» WHAT YOU WILL DO
Below are records; extract exactly the lines from the one containing "Give me the" through the last, both included, and keep the pictures out.

» ENTRIES
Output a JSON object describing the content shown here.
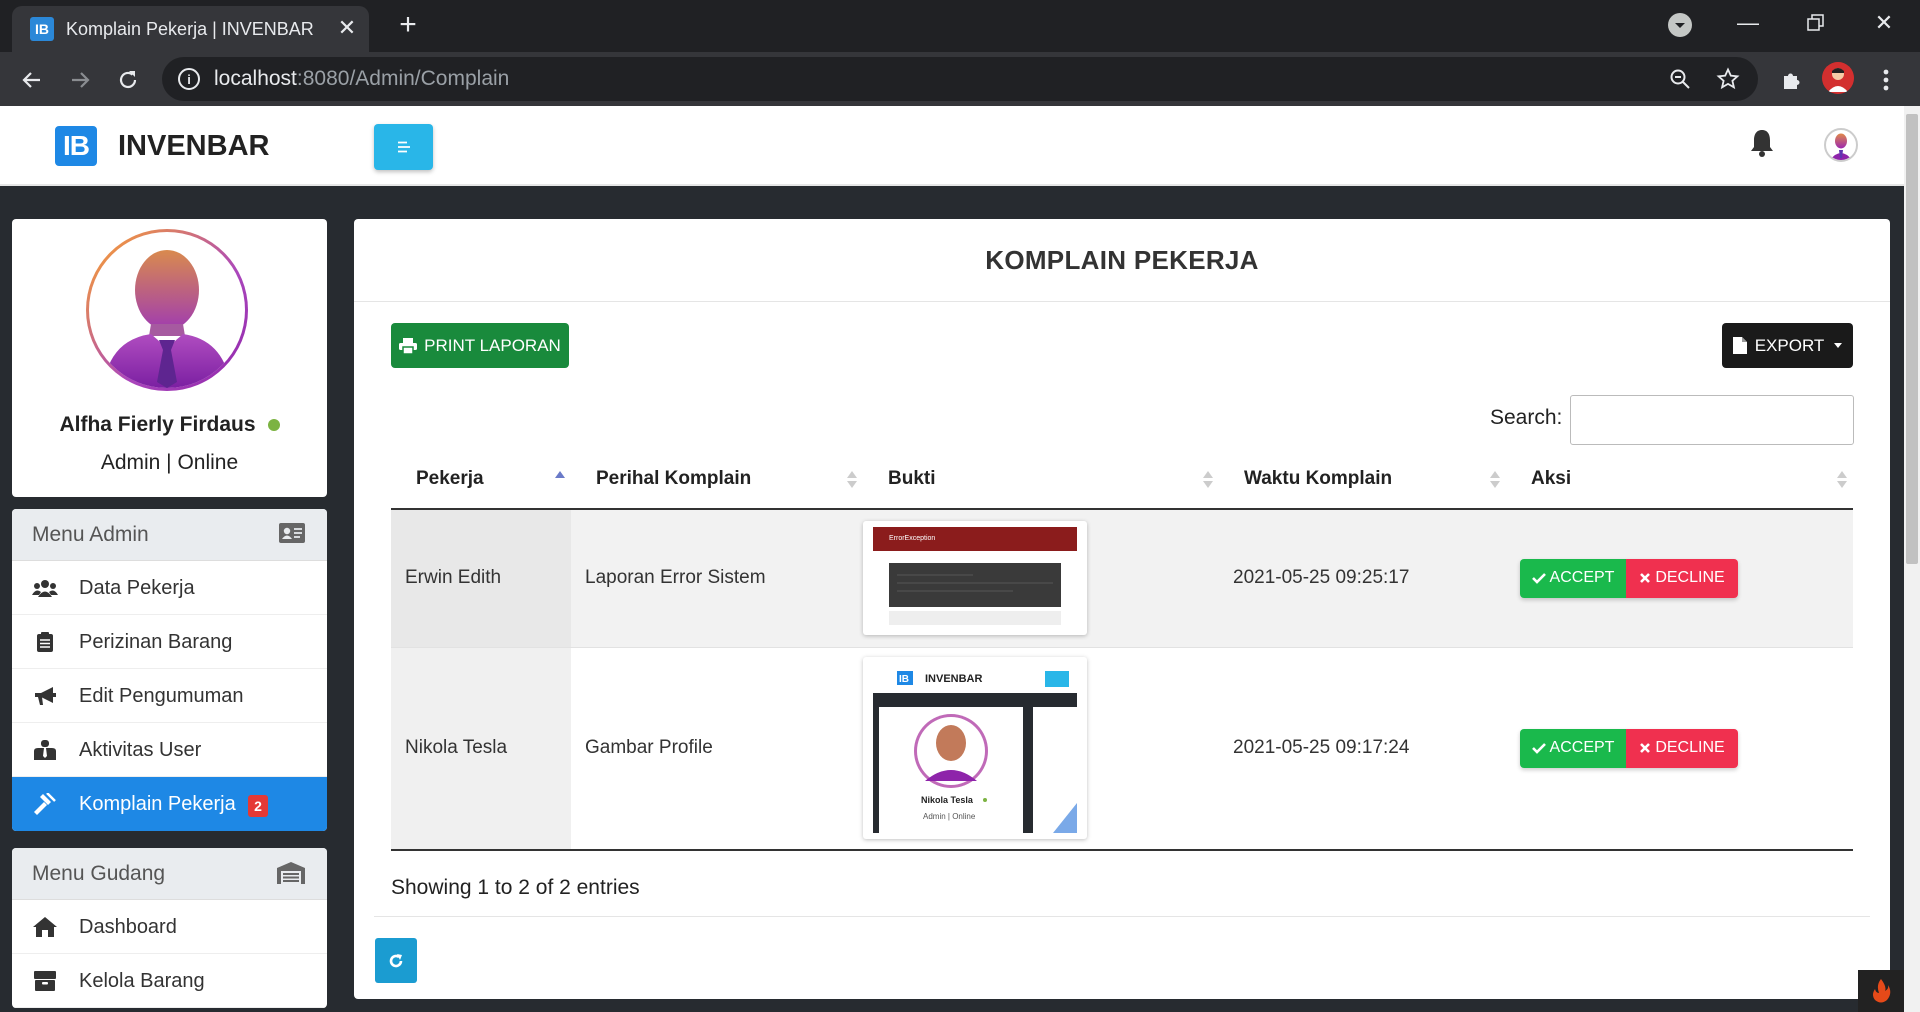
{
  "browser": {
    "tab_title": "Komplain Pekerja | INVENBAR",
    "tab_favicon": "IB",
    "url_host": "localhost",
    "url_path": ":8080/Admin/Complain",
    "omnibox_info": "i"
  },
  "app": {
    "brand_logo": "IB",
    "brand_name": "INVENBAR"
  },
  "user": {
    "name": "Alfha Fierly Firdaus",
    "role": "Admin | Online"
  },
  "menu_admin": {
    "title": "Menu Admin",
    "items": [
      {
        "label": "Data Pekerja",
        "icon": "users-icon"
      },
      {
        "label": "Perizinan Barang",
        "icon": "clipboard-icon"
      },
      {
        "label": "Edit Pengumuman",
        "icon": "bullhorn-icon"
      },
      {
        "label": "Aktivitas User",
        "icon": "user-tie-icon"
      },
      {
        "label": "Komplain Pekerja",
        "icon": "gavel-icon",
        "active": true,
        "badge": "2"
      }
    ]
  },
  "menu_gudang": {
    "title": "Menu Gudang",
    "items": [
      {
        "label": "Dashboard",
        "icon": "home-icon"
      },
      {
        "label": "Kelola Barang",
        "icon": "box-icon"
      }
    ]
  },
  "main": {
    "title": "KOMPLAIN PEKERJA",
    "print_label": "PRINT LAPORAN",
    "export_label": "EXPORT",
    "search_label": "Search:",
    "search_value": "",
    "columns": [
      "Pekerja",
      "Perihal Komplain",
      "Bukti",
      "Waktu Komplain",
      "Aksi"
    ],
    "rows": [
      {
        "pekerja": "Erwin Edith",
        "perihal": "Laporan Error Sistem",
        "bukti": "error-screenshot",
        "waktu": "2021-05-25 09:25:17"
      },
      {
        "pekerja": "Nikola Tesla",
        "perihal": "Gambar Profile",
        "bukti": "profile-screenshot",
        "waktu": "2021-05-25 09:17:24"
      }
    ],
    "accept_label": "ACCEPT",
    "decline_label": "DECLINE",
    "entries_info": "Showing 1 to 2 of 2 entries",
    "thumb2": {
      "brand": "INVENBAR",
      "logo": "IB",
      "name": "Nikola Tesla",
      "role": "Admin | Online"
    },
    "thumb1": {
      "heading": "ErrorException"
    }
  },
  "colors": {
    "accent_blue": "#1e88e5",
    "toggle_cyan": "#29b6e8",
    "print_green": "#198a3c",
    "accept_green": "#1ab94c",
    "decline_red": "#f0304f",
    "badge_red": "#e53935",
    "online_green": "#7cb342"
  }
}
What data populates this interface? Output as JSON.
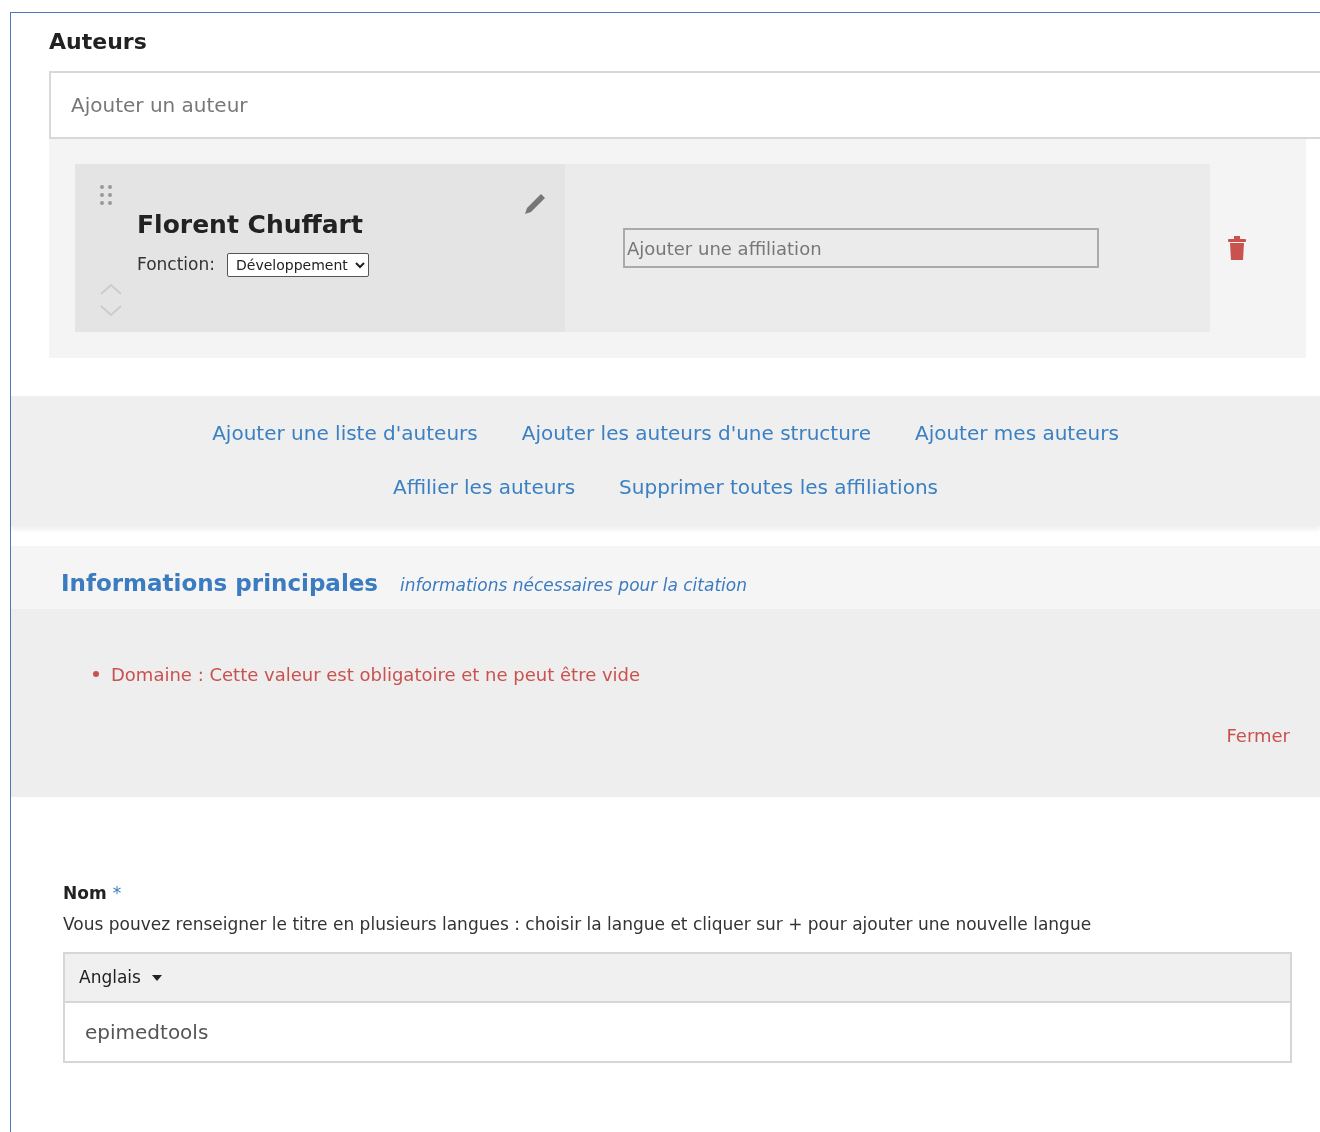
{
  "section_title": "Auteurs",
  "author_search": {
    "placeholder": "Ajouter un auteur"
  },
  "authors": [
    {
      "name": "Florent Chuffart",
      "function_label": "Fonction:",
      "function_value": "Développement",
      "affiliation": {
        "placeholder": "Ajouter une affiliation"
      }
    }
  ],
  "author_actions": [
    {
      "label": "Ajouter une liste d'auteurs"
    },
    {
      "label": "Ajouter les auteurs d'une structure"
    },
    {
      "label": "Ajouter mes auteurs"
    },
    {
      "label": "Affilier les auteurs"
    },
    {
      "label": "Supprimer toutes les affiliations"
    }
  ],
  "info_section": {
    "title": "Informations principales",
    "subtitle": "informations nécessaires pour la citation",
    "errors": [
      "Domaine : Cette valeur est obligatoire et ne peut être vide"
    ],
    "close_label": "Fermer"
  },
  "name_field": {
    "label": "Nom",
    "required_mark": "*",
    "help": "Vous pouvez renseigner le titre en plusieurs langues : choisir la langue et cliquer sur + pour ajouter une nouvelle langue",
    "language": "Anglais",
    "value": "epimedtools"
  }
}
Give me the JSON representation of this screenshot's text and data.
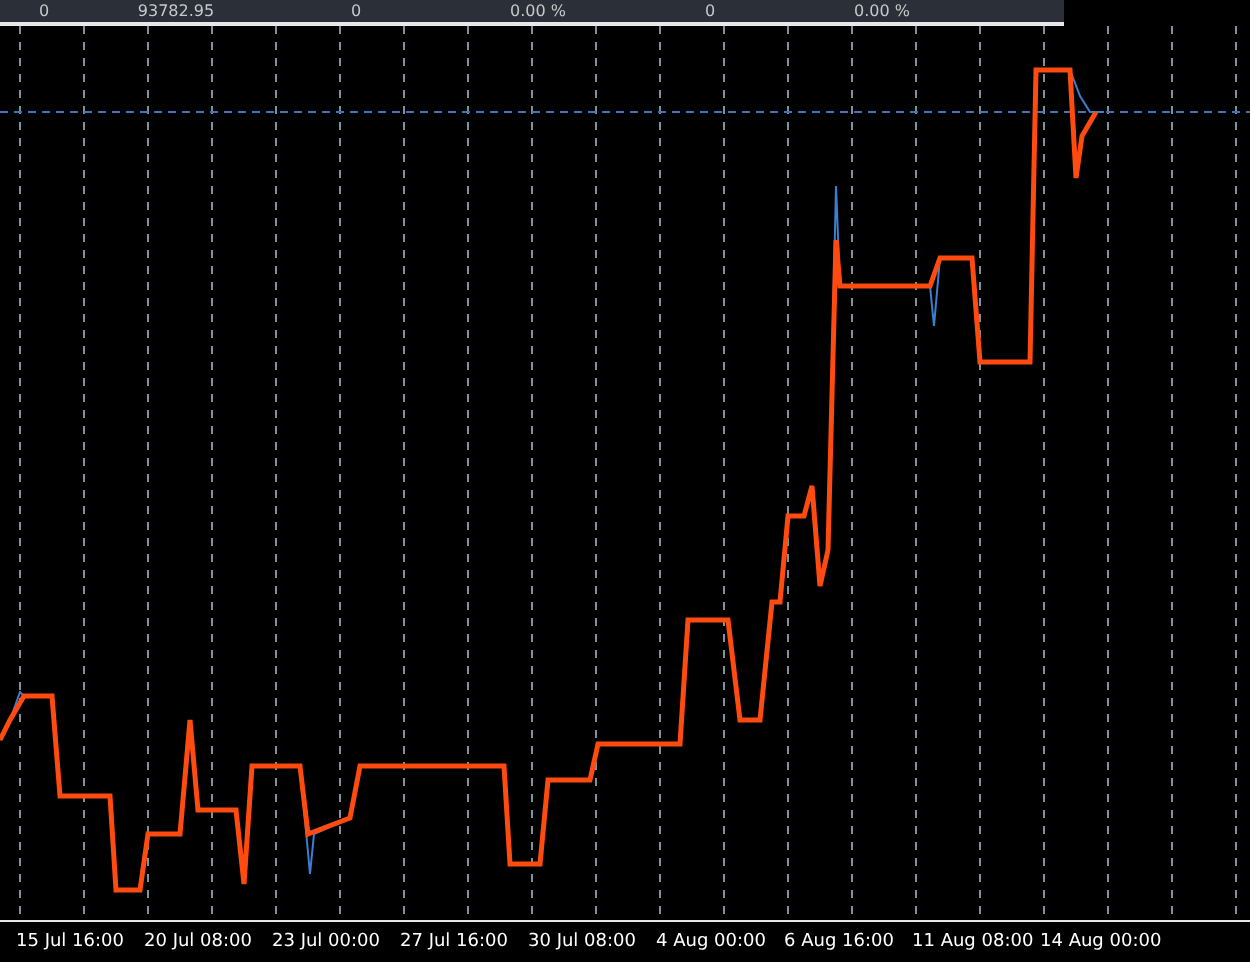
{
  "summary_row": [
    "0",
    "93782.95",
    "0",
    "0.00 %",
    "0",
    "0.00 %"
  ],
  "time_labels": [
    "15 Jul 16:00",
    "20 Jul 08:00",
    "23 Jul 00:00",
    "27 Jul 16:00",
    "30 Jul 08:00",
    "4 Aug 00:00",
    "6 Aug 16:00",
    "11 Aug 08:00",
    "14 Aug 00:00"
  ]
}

» FINAL ANSWER
Give me the JSON representation of this screenshot's text and data.
{
  "summary_row": [
    "0",
    "93782.95",
    "0",
    "0.00 %",
    "0",
    "0.00 %"
  ],
  "time_labels": [
    "15 Jul 16:00",
    "20 Jul 08:00",
    "23 Jul 00:00",
    "27 Jul 16:00",
    "30 Jul 08:00",
    "4 Aug 00:00",
    "6 Aug 16:00",
    "11 Aug 08:00",
    "14 Aug 00:00"
  ]
}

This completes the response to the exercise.